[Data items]
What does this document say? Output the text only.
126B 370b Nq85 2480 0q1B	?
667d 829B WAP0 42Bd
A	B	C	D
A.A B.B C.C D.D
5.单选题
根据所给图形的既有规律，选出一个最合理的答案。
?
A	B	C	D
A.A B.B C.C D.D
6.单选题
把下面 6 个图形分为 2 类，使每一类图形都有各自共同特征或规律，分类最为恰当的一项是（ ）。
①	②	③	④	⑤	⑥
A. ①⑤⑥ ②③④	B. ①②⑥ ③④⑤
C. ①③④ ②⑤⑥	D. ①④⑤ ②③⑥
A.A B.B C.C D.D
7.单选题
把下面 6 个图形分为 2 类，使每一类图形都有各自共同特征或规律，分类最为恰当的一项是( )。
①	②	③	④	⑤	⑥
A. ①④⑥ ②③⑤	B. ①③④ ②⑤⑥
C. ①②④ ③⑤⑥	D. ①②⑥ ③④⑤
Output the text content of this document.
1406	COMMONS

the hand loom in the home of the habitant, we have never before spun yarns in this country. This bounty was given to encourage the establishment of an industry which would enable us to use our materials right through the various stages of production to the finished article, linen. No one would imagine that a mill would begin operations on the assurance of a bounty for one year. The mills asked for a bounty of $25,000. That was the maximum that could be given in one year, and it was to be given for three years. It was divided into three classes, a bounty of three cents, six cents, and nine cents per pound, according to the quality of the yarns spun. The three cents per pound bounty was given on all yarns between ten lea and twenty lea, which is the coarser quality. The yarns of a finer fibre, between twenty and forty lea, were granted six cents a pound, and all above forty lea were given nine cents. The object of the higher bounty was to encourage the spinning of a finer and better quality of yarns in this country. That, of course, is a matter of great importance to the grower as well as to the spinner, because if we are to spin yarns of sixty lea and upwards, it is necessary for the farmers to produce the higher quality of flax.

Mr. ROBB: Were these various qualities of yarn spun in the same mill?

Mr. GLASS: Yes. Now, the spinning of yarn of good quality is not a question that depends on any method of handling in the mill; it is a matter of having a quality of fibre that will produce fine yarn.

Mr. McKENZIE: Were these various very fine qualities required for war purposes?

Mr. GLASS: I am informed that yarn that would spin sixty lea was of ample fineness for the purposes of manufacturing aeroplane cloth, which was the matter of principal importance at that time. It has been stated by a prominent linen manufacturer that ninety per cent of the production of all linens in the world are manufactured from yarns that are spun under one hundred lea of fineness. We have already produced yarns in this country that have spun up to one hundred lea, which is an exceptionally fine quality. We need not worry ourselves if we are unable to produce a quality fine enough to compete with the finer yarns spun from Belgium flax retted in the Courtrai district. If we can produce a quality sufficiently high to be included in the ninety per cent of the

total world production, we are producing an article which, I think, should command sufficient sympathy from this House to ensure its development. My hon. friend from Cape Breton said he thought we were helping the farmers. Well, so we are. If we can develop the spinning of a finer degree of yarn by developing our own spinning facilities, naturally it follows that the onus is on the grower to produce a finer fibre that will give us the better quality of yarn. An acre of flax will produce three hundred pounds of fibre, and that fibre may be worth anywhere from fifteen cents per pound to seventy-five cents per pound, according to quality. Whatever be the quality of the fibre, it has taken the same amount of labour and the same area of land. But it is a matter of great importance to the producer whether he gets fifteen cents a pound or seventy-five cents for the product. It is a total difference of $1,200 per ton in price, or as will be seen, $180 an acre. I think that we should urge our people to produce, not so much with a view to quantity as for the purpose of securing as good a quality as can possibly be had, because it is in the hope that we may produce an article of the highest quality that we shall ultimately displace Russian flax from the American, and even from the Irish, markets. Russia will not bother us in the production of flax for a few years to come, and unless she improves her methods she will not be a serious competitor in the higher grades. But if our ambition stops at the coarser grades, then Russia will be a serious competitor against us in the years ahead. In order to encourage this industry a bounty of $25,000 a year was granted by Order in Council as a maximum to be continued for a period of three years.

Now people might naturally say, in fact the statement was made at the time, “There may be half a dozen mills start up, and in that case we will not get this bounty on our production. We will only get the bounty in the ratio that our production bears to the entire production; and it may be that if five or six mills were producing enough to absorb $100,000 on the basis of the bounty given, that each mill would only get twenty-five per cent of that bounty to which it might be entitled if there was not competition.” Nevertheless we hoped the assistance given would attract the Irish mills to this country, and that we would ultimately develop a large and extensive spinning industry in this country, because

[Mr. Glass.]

EXERCISE DETAILS ▸
Using the listing, collect all lines in which the string "text" is found.

EXERCISE ANSWER ▸
What does this document say? Output the text only.
Output the text content of this document.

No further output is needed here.